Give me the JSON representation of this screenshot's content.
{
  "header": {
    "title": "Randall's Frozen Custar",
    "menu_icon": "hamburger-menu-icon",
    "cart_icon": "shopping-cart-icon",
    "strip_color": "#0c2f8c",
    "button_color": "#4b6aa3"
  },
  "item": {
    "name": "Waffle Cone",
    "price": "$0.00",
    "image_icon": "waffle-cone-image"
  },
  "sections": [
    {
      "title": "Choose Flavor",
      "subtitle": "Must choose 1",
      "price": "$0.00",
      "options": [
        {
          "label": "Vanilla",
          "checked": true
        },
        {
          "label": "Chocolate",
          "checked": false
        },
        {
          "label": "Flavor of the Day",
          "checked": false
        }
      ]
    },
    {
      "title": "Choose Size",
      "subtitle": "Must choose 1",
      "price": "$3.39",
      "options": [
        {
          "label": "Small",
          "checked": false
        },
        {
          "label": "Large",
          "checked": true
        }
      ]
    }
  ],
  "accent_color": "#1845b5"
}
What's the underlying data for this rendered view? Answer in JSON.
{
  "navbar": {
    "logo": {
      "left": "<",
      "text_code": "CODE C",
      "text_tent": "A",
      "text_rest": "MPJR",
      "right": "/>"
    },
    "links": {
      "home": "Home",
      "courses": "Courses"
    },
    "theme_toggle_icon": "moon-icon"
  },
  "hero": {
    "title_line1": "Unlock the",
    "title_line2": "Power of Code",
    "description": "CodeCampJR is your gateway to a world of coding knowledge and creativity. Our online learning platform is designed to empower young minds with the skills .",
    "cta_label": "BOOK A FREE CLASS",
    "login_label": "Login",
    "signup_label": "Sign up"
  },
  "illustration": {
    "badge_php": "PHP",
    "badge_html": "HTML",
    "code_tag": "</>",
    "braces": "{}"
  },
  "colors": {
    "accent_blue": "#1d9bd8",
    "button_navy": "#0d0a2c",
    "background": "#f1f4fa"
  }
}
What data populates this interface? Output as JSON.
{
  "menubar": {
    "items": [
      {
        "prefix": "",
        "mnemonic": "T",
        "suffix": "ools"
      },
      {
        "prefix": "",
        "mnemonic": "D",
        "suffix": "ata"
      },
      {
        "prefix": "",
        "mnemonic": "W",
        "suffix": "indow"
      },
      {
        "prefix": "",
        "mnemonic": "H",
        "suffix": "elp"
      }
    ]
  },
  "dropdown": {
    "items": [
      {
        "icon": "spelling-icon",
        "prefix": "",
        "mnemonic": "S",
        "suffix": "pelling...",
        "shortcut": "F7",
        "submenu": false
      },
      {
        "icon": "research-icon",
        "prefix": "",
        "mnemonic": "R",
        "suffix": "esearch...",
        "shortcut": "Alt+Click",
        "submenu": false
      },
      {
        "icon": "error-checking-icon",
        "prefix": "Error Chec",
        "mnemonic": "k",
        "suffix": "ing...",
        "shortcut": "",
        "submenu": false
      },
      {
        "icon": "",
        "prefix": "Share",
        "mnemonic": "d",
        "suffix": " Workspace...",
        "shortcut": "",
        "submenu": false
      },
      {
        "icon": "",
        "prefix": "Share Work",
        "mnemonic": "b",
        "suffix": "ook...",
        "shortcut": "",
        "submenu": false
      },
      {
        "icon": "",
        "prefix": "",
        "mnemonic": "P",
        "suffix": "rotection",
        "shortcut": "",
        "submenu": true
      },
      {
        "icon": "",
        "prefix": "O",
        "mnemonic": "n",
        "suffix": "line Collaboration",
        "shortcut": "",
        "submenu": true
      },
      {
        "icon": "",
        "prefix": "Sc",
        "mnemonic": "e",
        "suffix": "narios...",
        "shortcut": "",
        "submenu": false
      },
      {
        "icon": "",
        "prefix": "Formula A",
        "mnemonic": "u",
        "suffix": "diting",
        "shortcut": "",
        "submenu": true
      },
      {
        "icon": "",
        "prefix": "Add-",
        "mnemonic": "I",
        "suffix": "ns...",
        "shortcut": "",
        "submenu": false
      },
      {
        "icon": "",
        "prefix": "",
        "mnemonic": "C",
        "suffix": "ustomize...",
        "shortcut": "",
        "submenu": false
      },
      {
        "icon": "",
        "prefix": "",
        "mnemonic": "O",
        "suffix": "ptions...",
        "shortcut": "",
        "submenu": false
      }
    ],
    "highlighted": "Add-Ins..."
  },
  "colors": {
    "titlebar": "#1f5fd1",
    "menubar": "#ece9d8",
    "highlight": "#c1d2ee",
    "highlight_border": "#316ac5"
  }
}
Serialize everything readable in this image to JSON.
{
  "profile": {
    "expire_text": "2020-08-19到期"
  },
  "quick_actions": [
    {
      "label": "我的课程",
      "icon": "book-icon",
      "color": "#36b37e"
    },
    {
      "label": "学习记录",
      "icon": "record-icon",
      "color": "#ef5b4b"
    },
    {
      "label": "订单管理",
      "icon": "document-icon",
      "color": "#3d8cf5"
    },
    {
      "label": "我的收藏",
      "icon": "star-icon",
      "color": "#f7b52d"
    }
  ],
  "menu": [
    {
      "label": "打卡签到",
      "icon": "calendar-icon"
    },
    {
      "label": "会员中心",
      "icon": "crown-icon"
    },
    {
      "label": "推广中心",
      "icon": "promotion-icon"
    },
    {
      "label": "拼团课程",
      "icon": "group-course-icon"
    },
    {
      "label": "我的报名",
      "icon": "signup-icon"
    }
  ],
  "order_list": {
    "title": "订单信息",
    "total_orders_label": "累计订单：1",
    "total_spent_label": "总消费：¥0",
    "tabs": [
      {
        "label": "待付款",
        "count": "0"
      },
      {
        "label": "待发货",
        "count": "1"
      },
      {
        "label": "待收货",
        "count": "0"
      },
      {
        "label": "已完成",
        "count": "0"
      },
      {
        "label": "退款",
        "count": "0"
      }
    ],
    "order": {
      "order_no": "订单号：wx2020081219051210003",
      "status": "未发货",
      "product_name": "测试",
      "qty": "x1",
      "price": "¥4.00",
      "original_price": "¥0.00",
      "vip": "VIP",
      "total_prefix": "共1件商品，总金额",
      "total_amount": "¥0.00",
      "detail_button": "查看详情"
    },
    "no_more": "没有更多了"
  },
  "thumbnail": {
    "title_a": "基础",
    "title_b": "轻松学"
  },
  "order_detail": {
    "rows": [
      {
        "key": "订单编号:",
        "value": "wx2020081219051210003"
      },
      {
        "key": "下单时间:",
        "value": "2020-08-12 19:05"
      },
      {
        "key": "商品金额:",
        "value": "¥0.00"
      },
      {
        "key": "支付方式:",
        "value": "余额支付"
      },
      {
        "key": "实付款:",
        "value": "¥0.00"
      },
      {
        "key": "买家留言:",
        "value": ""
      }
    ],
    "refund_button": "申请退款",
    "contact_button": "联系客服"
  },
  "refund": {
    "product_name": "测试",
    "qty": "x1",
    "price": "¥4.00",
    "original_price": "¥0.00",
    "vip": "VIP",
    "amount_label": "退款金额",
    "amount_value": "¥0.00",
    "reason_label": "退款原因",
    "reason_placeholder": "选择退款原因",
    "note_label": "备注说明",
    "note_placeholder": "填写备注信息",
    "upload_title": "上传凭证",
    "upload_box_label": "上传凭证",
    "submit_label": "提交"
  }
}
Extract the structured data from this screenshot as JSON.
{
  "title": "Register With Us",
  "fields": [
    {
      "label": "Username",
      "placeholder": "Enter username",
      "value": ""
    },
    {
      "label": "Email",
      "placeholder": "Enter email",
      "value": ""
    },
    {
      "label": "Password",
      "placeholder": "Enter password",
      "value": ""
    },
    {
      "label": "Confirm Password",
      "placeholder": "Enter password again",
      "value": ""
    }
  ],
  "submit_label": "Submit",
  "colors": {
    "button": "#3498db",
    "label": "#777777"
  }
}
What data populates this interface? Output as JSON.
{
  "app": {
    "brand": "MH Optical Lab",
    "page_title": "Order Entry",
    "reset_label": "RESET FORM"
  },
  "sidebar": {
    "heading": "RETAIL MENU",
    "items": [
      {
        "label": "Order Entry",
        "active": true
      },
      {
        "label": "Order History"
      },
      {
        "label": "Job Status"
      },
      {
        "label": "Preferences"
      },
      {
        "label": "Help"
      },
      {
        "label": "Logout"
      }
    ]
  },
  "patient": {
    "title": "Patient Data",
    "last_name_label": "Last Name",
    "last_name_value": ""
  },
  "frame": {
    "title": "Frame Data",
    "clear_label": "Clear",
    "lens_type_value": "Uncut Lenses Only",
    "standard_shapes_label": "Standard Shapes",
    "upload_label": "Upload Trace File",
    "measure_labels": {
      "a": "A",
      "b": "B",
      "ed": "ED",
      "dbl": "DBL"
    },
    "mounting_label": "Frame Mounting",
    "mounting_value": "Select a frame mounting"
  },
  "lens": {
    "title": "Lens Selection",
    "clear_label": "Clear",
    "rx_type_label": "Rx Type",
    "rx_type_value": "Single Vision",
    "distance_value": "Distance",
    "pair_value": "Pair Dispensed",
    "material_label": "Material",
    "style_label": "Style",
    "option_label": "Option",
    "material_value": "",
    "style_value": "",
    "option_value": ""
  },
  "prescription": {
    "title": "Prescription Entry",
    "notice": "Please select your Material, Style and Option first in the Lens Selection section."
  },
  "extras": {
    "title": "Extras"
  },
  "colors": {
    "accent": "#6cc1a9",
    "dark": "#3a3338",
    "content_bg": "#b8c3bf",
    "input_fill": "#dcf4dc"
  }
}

══════════

> **Written instruction**
Copy out every line holding the string "your".

> **Solved problem**
    "description": "CodeCampJR is your gateway to a world of coding knowledge and creativity. Our online learning platform is designed to empower young minds with the skills .",
    "notice": "Please select your Material, Style and Option first in the Lens Selection section."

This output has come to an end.